> _Task statement_:
Count each line in which the word "frequency" appears. Reply with the total and nothing more.

> _Records to use_:
|---|

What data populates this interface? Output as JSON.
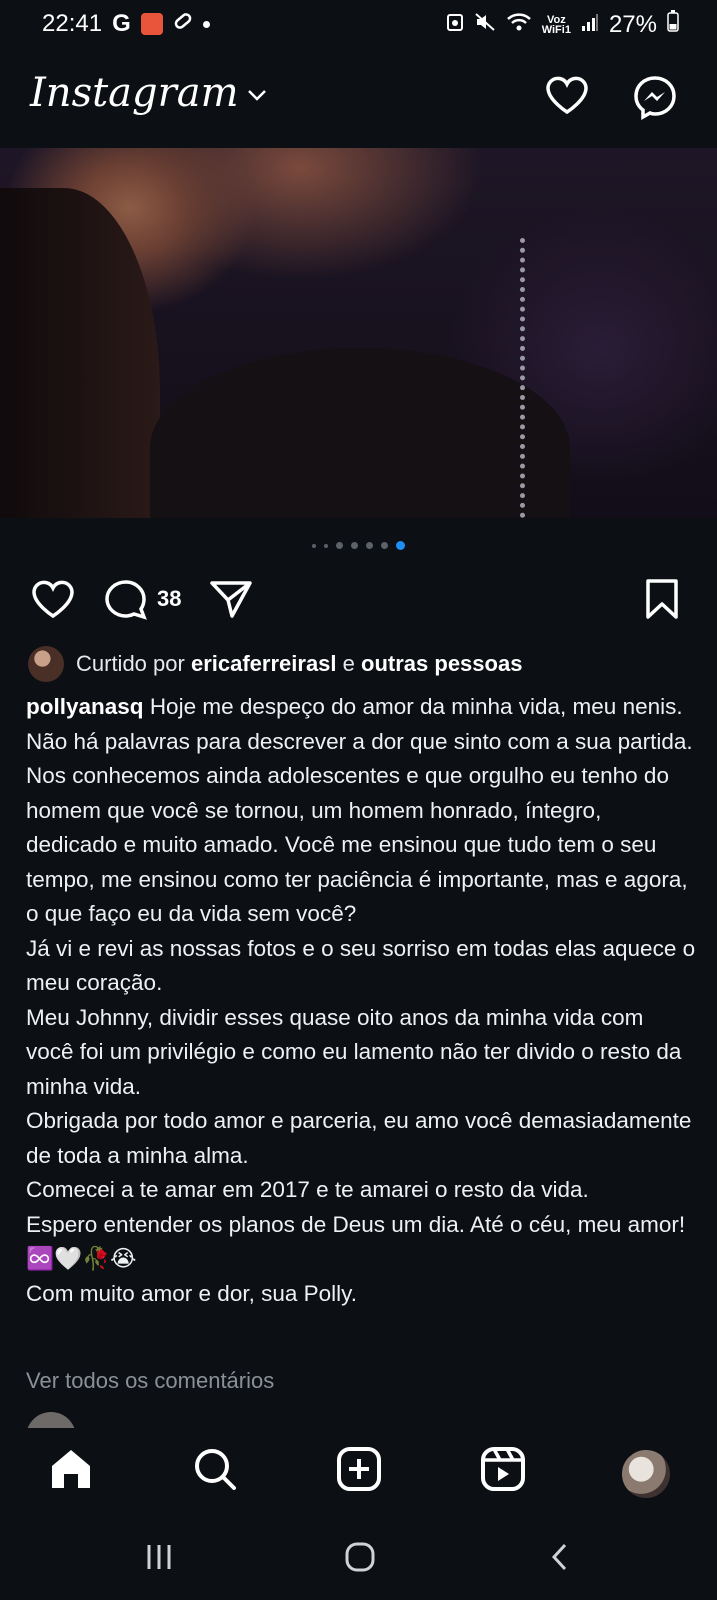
{
  "status_bar": {
    "time": "22:41",
    "left_icons": [
      "google-g-icon",
      "app-grid-icon",
      "pill-icon",
      "notification-dot-icon"
    ],
    "g_label": "G",
    "volte_label_top": "Voz",
    "volte_label_bottom": "WiFi1",
    "battery": "27%",
    "right_icons": [
      "alarm-icon",
      "mute-icon",
      "wifi-icon",
      "volte-icon",
      "signal-icon",
      "battery-icon"
    ]
  },
  "header": {
    "logo": "Instagram",
    "icons": [
      "chevron-down-icon",
      "heart-icon",
      "messenger-icon"
    ]
  },
  "post": {
    "carousel": {
      "total": 7,
      "active_index": 6
    },
    "actions": {
      "comment_count": "38",
      "icons": [
        "heart-icon",
        "comment-icon",
        "share-icon",
        "bookmark-icon"
      ]
    },
    "likes": {
      "prefix": "Curtido por",
      "user": "ericaferreirasl",
      "conjunction": "e",
      "others": "outras pessoas"
    },
    "caption": {
      "username": "pollyanasq",
      "paragraphs": [
        "Hoje me despeço do amor da minha vida, meu nenis. Não há palavras para descrever a dor que sinto com a sua partida. Nos conhecemos ainda adolescentes e que orgulho eu tenho do homem que você se tornou, um homem honrado, íntegro, dedicado e muito amado. Você me ensinou que tudo tem o seu tempo, me ensinou como ter paciência é importante, mas e agora, o que faço eu da vida sem você?",
        "Já vi e revi as nossas fotos e o seu sorriso em todas elas aquece o meu coração.",
        "Meu Johnny, dividir esses quase oito anos da minha vida com você foi um privilégio e como eu lamento não ter divido o resto da minha vida.",
        "Obrigada por todo amor e parceria, eu amo você demasiadamente de toda a minha alma.",
        "Comecei a te amar em 2017 e te amarei o resto da vida.",
        "Espero entender os planos de Deus um dia. Até o céu, meu amor! ♾️🤍🥀😭",
        "Com muito amor e dor, sua Polly."
      ]
    },
    "view_all_comments": "Ver todos os comentários"
  },
  "bottom_nav": {
    "items": [
      "home-icon",
      "search-icon",
      "create-icon",
      "reels-icon",
      "profile-avatar"
    ]
  },
  "system_nav": {
    "items": [
      "recent-apps-icon",
      "home-circle-icon",
      "back-icon"
    ]
  },
  "colors": {
    "background": "#0c0f14",
    "accent": "#1d8ef5",
    "muted": "#8b9097"
  }
}
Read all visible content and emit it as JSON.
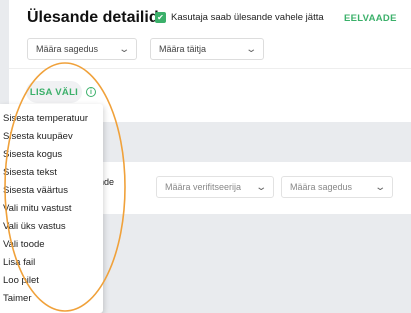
{
  "header": {
    "title": "Ülesande detailid",
    "skip_checkbox_label": "Kasutaja saab ülesande vahele jätta",
    "skip_checkbox_checked": true,
    "preview_label": "EELVAADE"
  },
  "top_selects": {
    "frequency": "Määra sagedus",
    "assignee": "Määra täitja"
  },
  "add_field": {
    "button_label": "LISA VÄLI",
    "info_icon": "info-icon"
  },
  "lower_row": {
    "partial_label": "nde",
    "verifier": "Määra verifitseerija",
    "frequency": "Määra sagedus"
  },
  "dropdown_menu": {
    "items": [
      "Sisesta temperatuur",
      "Sisesta kuupäev",
      "Sisesta kogus",
      "Sisesta tekst",
      "Sisesta väärtus",
      "Vali mitu vastust",
      "Vali üks vastus",
      "Vali toode",
      "Lisa fail",
      "Loo pilet",
      "Taimer"
    ]
  },
  "colors": {
    "accent": "#3bb06a",
    "annotation": "#f0a13a",
    "background": "#e9ebee"
  }
}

|---|

> _Task result_:
2